• Work to do: Would you transcribe the whole listing exactly, minus its pictures?

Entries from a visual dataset
## START
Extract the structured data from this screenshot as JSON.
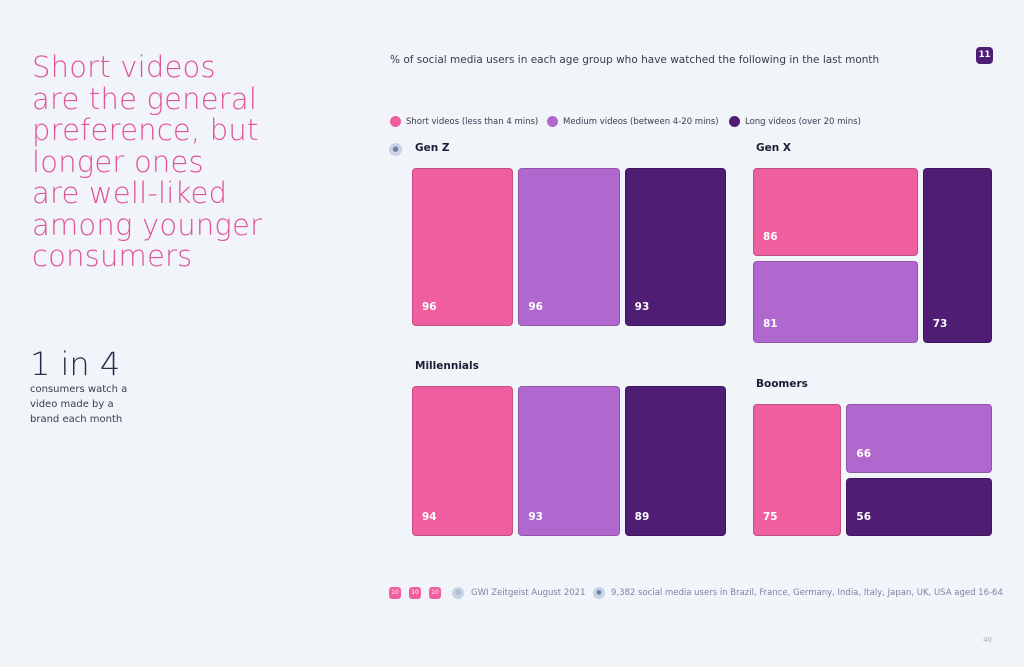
{
  "headline": {
    "lines": [
      "Short videos",
      "are the general",
      "preference, but",
      "longer ones",
      "are well-liked",
      "among younger",
      "consumers"
    ]
  },
  "stat": {
    "big": "1 in 4",
    "small": "consumers  watch a video made by a brand each month"
  },
  "page_badge": "11",
  "page_number": "40",
  "footer": {
    "badges": [
      "10",
      "10",
      "10"
    ],
    "source": "GWI Zeitgeist August 2021",
    "sample": "9,382 social media users in Brazil, France, Germany, India, Italy, Japan, UK, USA aged 16-64"
  },
  "colors": {
    "short": "#ef5e9f",
    "medium": "#b067ce",
    "long": "#4f1d74",
    "headline": "#e0529a"
  },
  "icons": {
    "legend_group": "globe-icon",
    "footer_source": "clock-icon",
    "footer_sample": "people-icon"
  },
  "chart_data": {
    "type": "treemap",
    "title": "% of social media users in each age group who have watched the following in the last month",
    "legend_position": "top",
    "categories": [
      "Short videos (less than 4 mins)",
      "Medium videos (between 4-20 mins)",
      "Long videos (over 20 mins)"
    ],
    "groups": [
      {
        "name": "Gen Z",
        "values": [
          96,
          96,
          93
        ]
      },
      {
        "name": "Gen X",
        "values": [
          86,
          81,
          73
        ]
      },
      {
        "name": "Millennials",
        "values": [
          94,
          93,
          89
        ]
      },
      {
        "name": "Boomers",
        "values": [
          75,
          66,
          56
        ]
      }
    ],
    "unit": "%"
  }
}
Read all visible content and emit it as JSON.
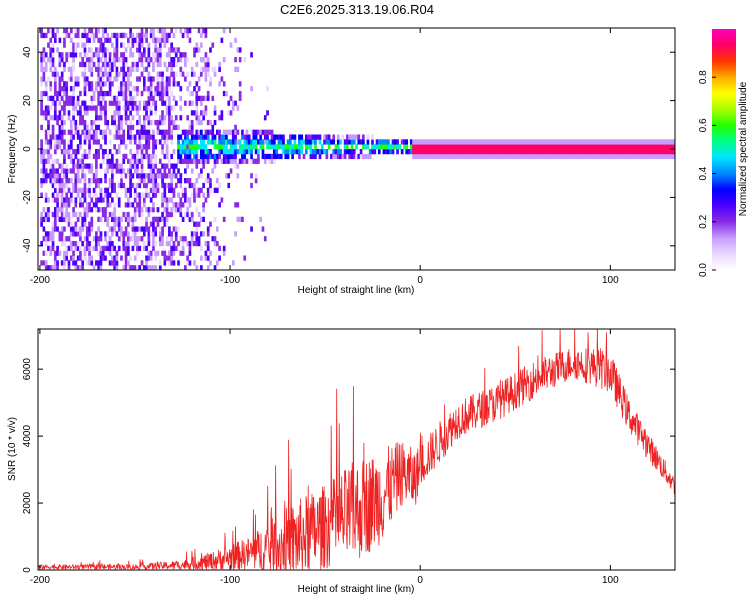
{
  "figure_title": "C2E6.2025.313.19.06.R04",
  "chart_data": [
    {
      "type": "heatmap",
      "xlabel": "Height of straight line (km)",
      "ylabel": "Frequency (Hz)",
      "xlim": [
        -201,
        134
      ],
      "ylim": [
        -50,
        50
      ],
      "xticks": [
        -200,
        -100,
        0,
        100
      ],
      "yticks": [
        -40,
        -20,
        0,
        20,
        40
      ],
      "colorbar": {
        "label": "Normalized spectral amplitude",
        "range": [
          0,
          1
        ],
        "ticks": [
          "0.0",
          "0.2",
          "0.4",
          "0.6",
          "0.8"
        ],
        "colors": [
          "#ffffff",
          "#e9d8ff",
          "#c79cff",
          "#8a2be2",
          "#4b00ff",
          "#0000ff",
          "#0088ff",
          "#00e5ff",
          "#00ff88",
          "#22ff00",
          "#aaff00",
          "#ffff00",
          "#ffaa00",
          "#ff3300",
          "#ff0066",
          "#ff00bb"
        ]
      },
      "features": [
        {
          "region": "broadband noise",
          "x_range": [
            -200,
            -80
          ],
          "freq_range": [
            -50,
            50
          ],
          "amplitude": 0.2
        },
        {
          "region": "narrowing signal band",
          "x_range": [
            -128,
            -5
          ],
          "freq_range": [
            -8,
            8
          ],
          "amplitude": 0.45
        },
        {
          "region": "steady tone near 0 Hz",
          "x_range": [
            -5,
            134
          ],
          "freq_range": [
            -1,
            1
          ],
          "amplitude": 0.95
        }
      ]
    },
    {
      "type": "line",
      "xlabel": "Height of straight line (km)",
      "ylabel": "SNR (10 * v/v)",
      "xlim": [
        -201,
        134
      ],
      "ylim": [
        0,
        7200
      ],
      "xticks": [
        -200,
        -100,
        0,
        100
      ],
      "yticks": [
        0,
        2000,
        4000,
        6000
      ],
      "color": "#ee2222",
      "envelope": {
        "x": [
          -201,
          -150,
          -125,
          -110,
          -90,
          -75,
          -65,
          -50,
          -35,
          -20,
          -10,
          -3,
          0,
          10,
          20,
          40,
          60,
          80,
          90,
          100,
          110,
          120,
          134
        ],
        "base": [
          90,
          90,
          150,
          250,
          500,
          700,
          900,
          1300,
          1700,
          2200,
          2900,
          2700,
          3100,
          3800,
          4500,
          5000,
          5700,
          6200,
          6100,
          5900,
          4600,
          3700,
          2500
        ],
        "spread": [
          100,
          120,
          200,
          400,
          700,
          1400,
          1700,
          1800,
          2200,
          2000,
          1400,
          1300,
          900,
          900,
          800,
          800,
          800,
          700,
          800,
          900,
          700,
          600,
          400
        ]
      }
    }
  ]
}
## END
• Result of this task:
Extract the structured data from this screenshot as JSON.
{
  "headline": {
    "lines": [
      "Short videos",
      "are the general",
      "preference, but",
      "longer ones",
      "are well-liked",
      "among younger",
      "consumers"
    ]
  },
  "stat": {
    "big": "1 in 4",
    "small": "consumers  watch a video made by a brand each month"
  },
  "page_badge": "11",
  "page_number": "40",
  "footer": {
    "badges": [
      "10",
      "10",
      "10"
    ],
    "source": "GWI Zeitgeist August 2021",
    "sample": "9,382 social media users in Brazil, France, Germany, India, Italy, Japan, UK, USA aged 16-64"
  },
  "colors": {
    "short": "#ef5e9f",
    "medium": "#b067ce",
    "long": "#4f1d74",
    "headline": "#e0529a"
  },
  "icons": {
    "legend_group": "globe-icon",
    "footer_source": "clock-icon",
    "footer_sample": "people-icon"
  },
  "chart_data": {
    "type": "treemap",
    "title": "% of social media users in each age group who have watched the following in the last month",
    "legend_position": "top",
    "categories": [
      "Short videos (less than 4 mins)",
      "Medium videos (between 4-20 mins)",
      "Long videos (over 20 mins)"
    ],
    "groups": [
      {
        "name": "Gen Z",
        "values": [
          96,
          96,
          93
        ]
      },
      {
        "name": "Gen X",
        "values": [
          86,
          81,
          73
        ]
      },
      {
        "name": "Millennials",
        "values": [
          94,
          93,
          89
        ]
      },
      {
        "name": "Boomers",
        "values": [
          75,
          66,
          56
        ]
      }
    ],
    "unit": "%"
  }
}
Read all visible content and emit it as JSON.
{
  "figure_title": "C2E6.2025.313.19.06.R04",
  "chart_data": [
    {
      "type": "heatmap",
      "xlabel": "Height of straight line (km)",
      "ylabel": "Frequency (Hz)",
      "xlim": [
        -201,
        134
      ],
      "ylim": [
        -50,
        50
      ],
      "xticks": [
        -200,
        -100,
        0,
        100
      ],
      "yticks": [
        -40,
        -20,
        0,
        20,
        40
      ],
      "colorbar": {
        "label": "Normalized spectral amplitude",
        "range": [
          0,
          1
        ],
        "ticks": [
          "0.0",
          "0.2",
          "0.4",
          "0.6",
          "0.8"
        ],
        "colors": [
          "#ffffff",
          "#e9d8ff",
          "#c79cff",
          "#8a2be2",
          "#4b00ff",
          "#0000ff",
          "#0088ff",
          "#00e5ff",
          "#00ff88",
          "#22ff00",
          "#aaff00",
          "#ffff00",
          "#ffaa00",
          "#ff3300",
          "#ff0066",
          "#ff00bb"
        ]
      },
      "features": [
        {
          "region": "broadband noise",
          "x_range": [
            -200,
            -80
          ],
          "freq_range": [
            -50,
            50
          ],
          "amplitude": 0.2
        },
        {
          "region": "narrowing signal band",
          "x_range": [
            -128,
            -5
          ],
          "freq_range": [
            -8,
            8
          ],
          "amplitude": 0.45
        },
        {
          "region": "steady tone near 0 Hz",
          "x_range": [
            -5,
            134
          ],
          "freq_range": [
            -1,
            1
          ],
          "amplitude": 0.95
        }
      ]
    },
    {
      "type": "line",
      "xlabel": "Height of straight line (km)",
      "ylabel": "SNR (10 * v/v)",
      "xlim": [
        -201,
        134
      ],
      "ylim": [
        0,
        7200
      ],
      "xticks": [
        -200,
        -100,
        0,
        100
      ],
      "yticks": [
        0,
        2000,
        4000,
        6000
      ],
      "color": "#ee2222",
      "envelope": {
        "x": [
          -201,
          -150,
          -125,
          -110,
          -90,
          -75,
          -65,
          -50,
          -35,
          -20,
          -10,
          -3,
          0,
          10,
          20,
          40,
          60,
          80,
          90,
          100,
          110,
          120,
          134
        ],
        "base": [
          90,
          90,
          150,
          250,
          500,
          700,
          900,
          1300,
          1700,
          2200,
          2900,
          2700,
          3100,
          3800,
          4500,
          5000,
          5700,
          6200,
          6100,
          5900,
          4600,
          3700,
          2500
        ],
        "spread": [
          100,
          120,
          200,
          400,
          700,
          1400,
          1700,
          1800,
          2200,
          2000,
          1400,
          1300,
          900,
          900,
          800,
          800,
          800,
          700,
          800,
          900,
          700,
          600,
          400
        ]
      }
    }
  ]
}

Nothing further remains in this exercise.